■ INPUT FOR THIS TASK ■

○ ○ ○ ○ ○ ○ ○

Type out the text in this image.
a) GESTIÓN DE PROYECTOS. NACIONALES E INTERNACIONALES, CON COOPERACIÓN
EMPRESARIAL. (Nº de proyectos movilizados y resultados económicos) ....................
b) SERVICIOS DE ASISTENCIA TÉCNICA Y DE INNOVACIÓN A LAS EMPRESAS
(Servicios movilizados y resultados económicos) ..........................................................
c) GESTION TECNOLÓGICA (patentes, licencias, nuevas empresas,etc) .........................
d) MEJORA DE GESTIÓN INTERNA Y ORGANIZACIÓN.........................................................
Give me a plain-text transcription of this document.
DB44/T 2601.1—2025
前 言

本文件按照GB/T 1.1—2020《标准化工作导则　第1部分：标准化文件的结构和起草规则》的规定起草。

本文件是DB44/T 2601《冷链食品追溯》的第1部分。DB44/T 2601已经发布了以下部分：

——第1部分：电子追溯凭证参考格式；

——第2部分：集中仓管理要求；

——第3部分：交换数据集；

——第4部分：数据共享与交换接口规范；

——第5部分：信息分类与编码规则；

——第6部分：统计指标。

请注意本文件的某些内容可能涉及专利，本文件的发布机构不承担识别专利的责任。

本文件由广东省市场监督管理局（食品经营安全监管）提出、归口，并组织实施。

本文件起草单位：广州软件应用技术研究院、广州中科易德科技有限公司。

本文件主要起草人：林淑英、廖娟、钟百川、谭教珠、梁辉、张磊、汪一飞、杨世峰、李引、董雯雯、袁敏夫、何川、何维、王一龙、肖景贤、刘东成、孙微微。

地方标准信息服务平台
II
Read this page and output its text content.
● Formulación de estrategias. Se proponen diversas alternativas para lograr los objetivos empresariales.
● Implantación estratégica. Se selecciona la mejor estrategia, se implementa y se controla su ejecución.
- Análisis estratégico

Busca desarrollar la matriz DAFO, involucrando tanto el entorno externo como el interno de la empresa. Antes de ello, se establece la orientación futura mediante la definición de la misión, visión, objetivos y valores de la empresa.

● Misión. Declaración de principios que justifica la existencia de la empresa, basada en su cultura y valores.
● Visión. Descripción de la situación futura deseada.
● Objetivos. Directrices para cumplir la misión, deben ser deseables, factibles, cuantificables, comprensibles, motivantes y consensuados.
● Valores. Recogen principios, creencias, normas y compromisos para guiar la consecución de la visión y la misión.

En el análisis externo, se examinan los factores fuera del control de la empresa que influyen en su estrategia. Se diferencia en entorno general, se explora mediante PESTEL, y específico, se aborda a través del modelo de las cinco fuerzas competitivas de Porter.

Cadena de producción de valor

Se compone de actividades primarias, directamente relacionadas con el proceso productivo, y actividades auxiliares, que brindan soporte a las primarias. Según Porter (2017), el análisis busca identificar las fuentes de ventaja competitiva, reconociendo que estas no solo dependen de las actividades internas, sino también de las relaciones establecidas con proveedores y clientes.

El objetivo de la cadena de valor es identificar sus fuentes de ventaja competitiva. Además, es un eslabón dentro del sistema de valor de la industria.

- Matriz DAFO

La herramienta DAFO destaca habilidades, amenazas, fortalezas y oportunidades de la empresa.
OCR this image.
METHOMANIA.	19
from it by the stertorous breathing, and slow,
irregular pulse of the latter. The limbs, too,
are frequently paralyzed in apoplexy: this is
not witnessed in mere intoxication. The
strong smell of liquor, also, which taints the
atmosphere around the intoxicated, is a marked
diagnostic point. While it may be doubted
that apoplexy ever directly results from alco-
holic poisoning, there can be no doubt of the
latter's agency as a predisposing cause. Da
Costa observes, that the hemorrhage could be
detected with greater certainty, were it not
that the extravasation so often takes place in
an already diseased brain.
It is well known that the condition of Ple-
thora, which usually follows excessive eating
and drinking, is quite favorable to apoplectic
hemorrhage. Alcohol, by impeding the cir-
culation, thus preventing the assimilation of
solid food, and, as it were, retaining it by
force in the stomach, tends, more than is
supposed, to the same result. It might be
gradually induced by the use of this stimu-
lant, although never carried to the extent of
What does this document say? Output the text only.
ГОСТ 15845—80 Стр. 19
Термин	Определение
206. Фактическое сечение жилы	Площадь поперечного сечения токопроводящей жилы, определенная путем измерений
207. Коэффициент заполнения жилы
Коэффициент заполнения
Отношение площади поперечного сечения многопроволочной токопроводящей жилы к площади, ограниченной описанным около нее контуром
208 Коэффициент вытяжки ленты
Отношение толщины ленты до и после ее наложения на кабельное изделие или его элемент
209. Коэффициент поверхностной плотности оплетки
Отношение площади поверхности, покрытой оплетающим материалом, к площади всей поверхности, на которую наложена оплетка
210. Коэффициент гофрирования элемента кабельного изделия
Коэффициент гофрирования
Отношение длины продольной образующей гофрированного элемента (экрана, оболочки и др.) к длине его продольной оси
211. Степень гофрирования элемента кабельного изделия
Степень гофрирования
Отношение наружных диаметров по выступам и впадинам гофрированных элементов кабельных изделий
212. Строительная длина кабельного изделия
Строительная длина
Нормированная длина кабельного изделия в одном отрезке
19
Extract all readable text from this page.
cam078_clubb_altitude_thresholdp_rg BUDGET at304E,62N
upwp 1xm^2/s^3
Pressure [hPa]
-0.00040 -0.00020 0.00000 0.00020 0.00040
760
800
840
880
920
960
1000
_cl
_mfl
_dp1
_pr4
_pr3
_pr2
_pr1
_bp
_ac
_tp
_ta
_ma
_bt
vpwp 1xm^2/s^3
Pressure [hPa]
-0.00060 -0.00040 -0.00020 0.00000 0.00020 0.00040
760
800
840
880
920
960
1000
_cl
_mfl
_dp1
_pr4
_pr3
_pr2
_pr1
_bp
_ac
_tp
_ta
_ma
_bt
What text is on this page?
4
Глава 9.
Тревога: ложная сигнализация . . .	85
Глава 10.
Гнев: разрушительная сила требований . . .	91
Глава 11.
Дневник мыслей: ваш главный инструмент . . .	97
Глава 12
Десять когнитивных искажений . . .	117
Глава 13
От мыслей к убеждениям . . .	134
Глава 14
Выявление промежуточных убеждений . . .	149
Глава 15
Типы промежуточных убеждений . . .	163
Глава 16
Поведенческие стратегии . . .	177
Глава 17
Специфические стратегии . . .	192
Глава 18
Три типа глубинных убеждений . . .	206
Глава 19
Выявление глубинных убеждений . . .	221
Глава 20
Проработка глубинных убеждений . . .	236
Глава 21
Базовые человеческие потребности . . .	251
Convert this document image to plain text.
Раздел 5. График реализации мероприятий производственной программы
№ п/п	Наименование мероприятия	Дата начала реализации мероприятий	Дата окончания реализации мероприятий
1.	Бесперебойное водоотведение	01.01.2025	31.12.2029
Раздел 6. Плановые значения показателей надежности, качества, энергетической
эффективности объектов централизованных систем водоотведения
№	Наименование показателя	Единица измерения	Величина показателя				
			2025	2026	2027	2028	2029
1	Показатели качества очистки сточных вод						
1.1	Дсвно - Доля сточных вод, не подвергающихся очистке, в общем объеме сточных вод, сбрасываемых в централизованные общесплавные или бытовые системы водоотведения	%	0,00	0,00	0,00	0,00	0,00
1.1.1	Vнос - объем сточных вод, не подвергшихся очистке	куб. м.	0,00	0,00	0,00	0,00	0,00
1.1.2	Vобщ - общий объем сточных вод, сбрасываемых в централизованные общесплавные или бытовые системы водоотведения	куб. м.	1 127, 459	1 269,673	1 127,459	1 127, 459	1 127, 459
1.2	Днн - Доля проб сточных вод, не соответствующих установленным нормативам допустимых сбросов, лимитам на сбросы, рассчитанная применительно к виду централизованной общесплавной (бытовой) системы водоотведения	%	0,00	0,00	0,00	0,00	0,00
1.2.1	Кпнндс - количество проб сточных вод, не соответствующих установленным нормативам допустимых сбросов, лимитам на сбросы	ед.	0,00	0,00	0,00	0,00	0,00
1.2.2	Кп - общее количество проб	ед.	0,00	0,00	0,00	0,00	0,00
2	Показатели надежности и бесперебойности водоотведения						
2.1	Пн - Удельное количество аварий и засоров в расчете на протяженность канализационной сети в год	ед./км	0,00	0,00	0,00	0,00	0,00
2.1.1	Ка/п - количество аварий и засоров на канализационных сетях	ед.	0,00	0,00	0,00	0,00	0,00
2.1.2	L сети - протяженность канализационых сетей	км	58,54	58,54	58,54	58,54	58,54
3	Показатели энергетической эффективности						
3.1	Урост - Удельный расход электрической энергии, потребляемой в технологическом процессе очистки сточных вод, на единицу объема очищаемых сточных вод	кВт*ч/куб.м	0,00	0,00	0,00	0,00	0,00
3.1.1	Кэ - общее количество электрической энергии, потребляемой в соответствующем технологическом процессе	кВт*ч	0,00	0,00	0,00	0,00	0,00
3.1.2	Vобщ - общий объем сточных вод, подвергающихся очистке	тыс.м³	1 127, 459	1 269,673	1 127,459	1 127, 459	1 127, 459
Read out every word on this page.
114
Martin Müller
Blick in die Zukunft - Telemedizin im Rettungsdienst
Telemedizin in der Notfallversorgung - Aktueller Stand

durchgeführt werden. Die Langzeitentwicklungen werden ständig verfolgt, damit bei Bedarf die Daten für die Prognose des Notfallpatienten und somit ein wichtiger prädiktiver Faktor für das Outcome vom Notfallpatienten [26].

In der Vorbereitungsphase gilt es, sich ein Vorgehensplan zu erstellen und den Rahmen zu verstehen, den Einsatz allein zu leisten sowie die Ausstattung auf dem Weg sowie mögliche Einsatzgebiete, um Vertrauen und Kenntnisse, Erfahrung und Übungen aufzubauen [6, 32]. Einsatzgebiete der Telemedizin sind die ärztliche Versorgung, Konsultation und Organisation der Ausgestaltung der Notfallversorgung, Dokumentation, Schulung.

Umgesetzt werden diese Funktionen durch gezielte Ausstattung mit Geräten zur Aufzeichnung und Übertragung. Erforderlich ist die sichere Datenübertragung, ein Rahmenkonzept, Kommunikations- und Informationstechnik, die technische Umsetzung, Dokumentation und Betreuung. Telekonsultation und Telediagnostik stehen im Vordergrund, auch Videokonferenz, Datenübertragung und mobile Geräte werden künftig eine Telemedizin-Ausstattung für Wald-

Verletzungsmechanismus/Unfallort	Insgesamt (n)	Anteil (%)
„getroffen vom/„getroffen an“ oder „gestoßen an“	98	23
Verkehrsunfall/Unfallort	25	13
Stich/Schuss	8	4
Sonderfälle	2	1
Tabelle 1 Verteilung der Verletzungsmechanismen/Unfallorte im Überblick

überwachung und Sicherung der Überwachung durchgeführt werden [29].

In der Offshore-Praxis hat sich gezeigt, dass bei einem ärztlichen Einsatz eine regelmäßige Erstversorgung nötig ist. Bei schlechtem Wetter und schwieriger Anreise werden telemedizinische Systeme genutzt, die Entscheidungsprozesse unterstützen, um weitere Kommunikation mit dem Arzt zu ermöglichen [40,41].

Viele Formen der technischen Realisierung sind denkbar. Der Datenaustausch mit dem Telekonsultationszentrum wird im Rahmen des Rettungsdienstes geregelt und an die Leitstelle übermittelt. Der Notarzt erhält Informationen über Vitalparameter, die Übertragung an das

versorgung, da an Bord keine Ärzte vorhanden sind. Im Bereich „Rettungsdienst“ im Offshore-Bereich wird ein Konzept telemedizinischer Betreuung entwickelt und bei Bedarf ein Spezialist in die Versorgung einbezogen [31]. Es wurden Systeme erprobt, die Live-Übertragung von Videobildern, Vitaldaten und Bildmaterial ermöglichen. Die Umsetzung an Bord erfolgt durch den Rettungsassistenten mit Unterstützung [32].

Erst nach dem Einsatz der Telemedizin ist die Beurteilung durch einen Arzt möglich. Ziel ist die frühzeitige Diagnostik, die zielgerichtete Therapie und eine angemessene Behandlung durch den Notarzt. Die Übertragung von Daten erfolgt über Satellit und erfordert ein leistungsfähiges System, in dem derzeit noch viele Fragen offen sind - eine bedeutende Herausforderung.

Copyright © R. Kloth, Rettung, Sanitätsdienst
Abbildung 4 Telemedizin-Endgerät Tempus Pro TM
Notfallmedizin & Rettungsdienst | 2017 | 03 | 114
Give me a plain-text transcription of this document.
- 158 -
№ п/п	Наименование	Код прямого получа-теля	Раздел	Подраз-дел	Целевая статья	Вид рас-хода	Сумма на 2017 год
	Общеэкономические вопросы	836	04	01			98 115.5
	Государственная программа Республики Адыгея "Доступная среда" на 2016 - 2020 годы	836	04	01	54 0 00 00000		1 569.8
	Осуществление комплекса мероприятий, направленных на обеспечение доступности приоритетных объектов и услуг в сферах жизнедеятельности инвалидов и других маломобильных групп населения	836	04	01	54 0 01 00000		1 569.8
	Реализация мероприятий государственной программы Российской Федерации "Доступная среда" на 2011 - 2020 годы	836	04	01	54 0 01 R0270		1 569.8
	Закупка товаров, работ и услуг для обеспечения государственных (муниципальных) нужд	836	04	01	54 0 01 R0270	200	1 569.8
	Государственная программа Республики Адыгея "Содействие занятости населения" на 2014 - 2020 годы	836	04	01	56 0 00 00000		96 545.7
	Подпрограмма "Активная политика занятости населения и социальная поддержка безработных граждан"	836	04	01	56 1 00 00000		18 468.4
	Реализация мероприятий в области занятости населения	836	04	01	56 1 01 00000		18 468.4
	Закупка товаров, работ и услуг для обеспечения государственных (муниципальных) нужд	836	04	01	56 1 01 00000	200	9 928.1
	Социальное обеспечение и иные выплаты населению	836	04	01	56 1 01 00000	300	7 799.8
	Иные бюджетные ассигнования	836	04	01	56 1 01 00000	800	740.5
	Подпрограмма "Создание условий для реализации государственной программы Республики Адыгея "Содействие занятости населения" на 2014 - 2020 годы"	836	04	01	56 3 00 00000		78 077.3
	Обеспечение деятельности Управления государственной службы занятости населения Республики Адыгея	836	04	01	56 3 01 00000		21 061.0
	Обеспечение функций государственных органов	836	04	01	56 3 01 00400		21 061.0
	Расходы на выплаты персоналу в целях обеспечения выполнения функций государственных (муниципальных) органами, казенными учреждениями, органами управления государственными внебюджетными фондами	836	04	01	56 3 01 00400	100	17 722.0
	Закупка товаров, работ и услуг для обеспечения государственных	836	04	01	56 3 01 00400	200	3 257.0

○ ○ ○ ○ ○ ○ ○

■ AIM OF THE TASK ■
Of the lines in the listing, how many hold the word "общий"? Nothing but the number is needed.

■ RESULT OF THE EXERCISE ■
2